• [What the task requires] Give the number of lines in the data that hold the string "Loss". Nothing else is needed.

• [Material]
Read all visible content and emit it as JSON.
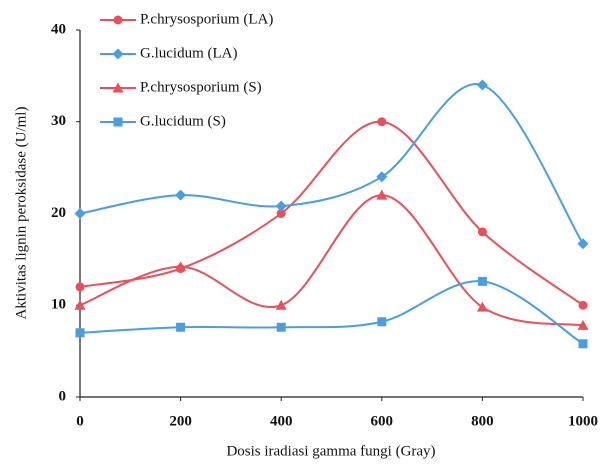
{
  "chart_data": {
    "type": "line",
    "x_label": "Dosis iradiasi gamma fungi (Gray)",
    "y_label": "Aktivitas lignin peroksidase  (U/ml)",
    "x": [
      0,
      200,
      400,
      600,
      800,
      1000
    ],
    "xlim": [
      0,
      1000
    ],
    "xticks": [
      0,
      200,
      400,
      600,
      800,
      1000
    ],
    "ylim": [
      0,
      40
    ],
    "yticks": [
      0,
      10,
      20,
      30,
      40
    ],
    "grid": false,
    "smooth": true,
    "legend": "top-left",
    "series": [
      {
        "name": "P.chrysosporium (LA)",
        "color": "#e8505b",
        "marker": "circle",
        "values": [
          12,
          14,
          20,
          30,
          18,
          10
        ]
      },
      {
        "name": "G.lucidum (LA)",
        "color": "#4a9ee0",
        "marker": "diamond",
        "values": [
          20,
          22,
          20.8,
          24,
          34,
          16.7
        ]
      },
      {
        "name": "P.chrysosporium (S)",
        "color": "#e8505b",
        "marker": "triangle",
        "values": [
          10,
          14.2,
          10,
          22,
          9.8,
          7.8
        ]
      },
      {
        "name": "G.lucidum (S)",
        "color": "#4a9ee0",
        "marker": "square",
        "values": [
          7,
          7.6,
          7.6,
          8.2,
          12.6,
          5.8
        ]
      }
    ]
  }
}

--

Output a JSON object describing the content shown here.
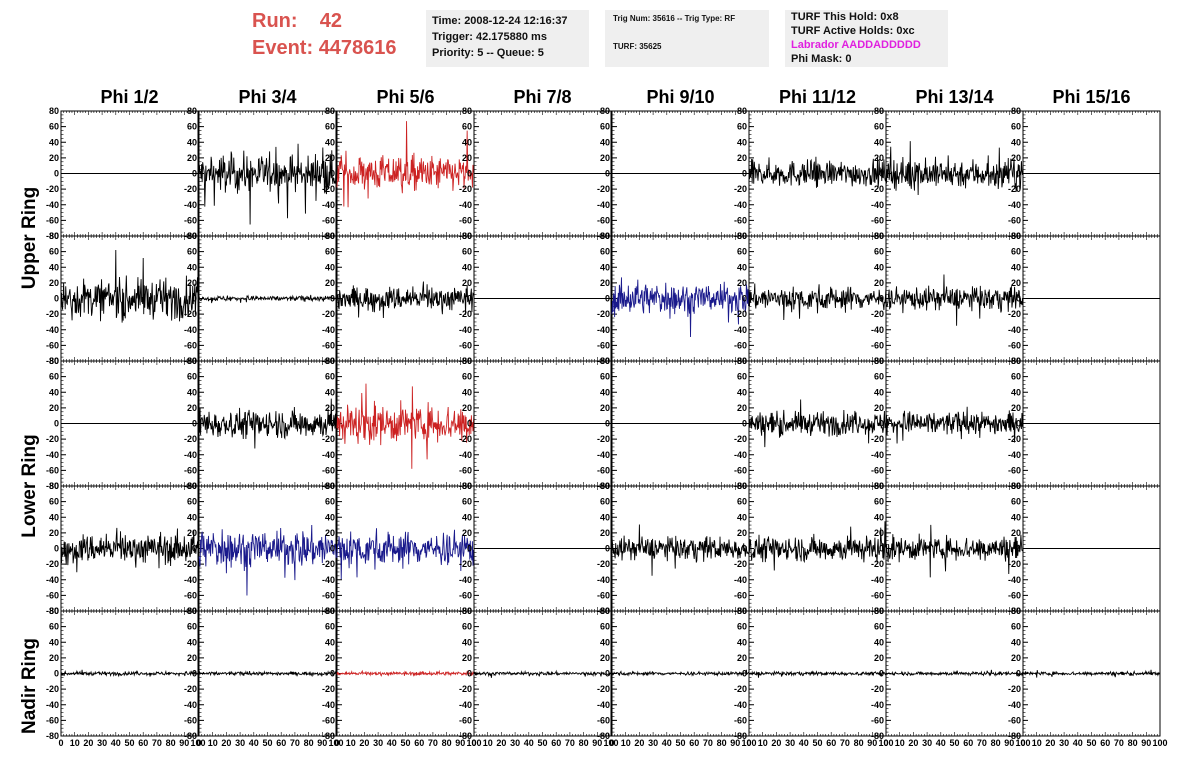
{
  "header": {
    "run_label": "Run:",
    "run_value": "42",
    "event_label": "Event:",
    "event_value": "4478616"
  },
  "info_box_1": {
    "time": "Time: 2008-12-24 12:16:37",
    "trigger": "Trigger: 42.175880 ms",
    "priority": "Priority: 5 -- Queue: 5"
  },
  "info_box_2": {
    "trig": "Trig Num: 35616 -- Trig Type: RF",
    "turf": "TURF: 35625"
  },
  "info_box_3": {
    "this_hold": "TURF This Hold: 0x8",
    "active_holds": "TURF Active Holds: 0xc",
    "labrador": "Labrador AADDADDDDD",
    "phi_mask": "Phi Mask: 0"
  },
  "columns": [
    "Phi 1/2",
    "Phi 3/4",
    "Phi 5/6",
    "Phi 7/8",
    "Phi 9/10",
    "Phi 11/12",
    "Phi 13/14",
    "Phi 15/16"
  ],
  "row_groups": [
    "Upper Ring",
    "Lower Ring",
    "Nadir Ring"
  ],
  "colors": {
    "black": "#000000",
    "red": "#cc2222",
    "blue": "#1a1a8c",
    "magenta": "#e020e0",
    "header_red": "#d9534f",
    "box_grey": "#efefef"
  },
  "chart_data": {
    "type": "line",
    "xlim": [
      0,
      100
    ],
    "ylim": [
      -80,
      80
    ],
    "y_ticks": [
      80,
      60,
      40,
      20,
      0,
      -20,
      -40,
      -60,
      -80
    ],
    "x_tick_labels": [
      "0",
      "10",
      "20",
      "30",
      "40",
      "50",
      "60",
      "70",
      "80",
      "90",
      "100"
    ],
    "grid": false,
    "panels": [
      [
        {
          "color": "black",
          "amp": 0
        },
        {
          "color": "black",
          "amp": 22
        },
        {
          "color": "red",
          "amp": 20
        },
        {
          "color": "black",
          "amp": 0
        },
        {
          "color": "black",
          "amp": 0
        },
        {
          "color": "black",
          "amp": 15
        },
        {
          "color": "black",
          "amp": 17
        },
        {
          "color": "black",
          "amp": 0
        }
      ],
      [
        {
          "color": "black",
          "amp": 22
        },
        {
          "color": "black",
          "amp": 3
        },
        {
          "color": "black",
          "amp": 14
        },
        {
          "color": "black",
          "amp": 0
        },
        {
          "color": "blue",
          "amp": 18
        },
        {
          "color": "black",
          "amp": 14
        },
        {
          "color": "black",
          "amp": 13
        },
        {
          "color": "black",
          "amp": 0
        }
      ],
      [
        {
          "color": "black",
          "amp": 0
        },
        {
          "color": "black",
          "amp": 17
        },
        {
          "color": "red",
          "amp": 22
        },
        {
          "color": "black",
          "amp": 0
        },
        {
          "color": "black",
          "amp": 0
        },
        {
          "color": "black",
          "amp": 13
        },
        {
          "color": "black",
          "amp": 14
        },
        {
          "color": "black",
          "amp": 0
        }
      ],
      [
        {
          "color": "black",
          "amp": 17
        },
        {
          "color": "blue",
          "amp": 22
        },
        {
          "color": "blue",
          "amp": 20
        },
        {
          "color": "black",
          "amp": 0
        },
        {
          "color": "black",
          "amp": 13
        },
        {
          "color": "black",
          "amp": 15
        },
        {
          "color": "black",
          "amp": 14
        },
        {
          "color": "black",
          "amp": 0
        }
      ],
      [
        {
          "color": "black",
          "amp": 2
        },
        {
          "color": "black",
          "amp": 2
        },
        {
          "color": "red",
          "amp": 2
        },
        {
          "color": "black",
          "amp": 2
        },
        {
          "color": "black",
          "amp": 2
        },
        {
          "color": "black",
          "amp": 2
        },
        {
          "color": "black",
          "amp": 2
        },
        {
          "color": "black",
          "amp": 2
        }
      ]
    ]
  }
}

---

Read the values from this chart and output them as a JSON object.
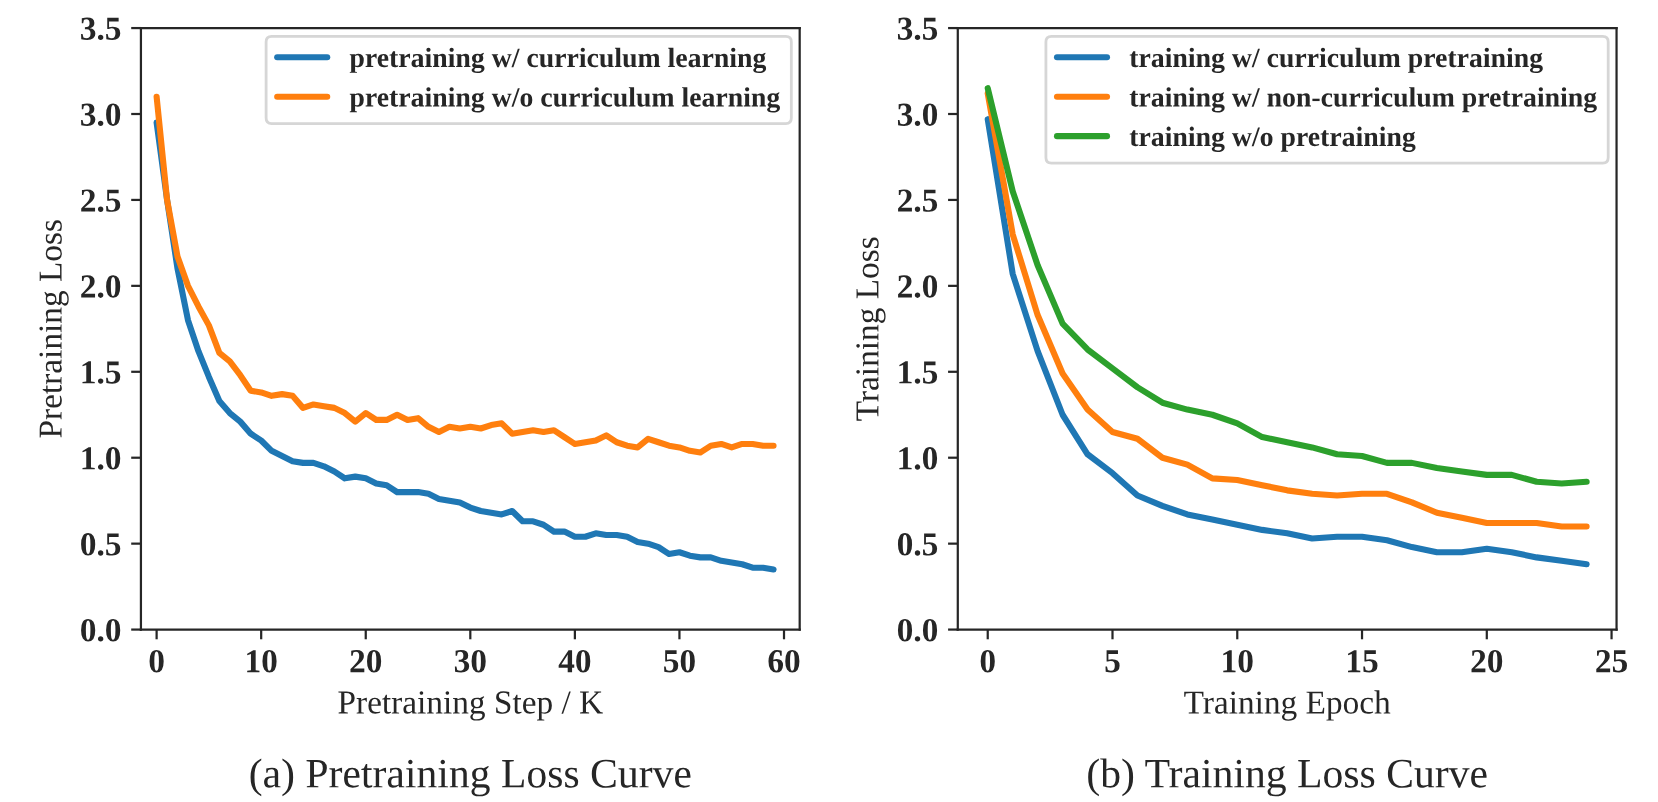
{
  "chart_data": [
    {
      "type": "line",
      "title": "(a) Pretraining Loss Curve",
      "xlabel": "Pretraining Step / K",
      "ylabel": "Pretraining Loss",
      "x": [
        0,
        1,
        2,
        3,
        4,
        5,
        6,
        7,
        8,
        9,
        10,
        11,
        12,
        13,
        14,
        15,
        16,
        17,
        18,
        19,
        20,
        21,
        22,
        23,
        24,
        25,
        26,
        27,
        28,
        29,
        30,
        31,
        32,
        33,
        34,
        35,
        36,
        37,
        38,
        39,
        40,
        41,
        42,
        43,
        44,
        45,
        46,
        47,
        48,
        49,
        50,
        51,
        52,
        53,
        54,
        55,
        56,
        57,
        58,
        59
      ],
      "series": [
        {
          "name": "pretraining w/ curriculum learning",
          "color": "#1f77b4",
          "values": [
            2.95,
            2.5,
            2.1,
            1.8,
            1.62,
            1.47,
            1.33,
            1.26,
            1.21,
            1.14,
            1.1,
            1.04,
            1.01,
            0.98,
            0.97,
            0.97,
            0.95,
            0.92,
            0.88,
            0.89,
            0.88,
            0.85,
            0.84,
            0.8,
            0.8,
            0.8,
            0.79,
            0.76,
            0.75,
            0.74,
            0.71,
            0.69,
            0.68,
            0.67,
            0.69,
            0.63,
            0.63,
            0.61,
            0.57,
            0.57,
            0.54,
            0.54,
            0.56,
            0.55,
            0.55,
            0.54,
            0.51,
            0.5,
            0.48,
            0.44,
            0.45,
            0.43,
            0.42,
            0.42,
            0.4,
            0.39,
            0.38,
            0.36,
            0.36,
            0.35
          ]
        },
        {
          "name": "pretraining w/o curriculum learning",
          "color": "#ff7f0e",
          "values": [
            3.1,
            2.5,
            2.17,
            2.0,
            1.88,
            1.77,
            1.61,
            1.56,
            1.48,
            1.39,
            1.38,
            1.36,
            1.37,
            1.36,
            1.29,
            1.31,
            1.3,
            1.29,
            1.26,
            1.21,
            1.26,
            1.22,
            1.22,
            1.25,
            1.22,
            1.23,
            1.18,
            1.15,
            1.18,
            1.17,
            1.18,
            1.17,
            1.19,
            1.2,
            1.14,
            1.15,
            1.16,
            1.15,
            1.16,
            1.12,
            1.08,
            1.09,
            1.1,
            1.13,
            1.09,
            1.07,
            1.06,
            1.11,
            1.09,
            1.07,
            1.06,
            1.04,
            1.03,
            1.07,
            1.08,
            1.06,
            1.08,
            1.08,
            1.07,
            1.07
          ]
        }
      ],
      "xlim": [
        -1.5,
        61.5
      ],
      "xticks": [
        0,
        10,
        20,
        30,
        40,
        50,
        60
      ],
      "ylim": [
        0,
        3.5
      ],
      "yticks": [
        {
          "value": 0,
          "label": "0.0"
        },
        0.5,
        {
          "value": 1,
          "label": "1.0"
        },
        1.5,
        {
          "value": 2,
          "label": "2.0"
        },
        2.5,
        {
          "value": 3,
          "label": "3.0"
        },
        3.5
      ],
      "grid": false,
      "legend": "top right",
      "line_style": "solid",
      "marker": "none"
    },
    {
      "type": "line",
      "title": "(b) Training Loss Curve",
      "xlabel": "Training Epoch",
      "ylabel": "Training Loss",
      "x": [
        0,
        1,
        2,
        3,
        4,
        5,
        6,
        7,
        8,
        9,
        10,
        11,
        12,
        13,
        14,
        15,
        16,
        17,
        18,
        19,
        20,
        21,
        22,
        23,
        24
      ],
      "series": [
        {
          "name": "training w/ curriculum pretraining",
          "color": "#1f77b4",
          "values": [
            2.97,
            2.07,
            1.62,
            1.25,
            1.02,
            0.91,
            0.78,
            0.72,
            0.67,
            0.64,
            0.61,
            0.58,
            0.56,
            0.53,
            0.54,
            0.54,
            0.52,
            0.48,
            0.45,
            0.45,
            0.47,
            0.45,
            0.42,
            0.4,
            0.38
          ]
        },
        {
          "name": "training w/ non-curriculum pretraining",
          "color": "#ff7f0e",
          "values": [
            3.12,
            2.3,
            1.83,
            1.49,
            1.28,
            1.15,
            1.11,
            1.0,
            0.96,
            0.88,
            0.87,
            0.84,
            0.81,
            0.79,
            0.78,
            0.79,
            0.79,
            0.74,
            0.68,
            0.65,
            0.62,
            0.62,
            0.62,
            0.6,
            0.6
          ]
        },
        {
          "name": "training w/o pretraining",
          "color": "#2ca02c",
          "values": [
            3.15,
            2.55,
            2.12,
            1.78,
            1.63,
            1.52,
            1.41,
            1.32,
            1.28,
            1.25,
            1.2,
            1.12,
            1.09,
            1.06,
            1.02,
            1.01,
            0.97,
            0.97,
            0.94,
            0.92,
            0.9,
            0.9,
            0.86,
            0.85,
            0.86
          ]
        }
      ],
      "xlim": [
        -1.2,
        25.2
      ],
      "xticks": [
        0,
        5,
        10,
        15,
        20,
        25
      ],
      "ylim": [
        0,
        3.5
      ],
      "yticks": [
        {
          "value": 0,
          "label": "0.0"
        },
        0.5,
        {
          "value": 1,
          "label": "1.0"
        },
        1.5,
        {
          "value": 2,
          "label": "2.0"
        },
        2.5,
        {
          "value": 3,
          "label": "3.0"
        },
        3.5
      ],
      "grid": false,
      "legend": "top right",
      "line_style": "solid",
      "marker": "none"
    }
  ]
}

• [Written response] 4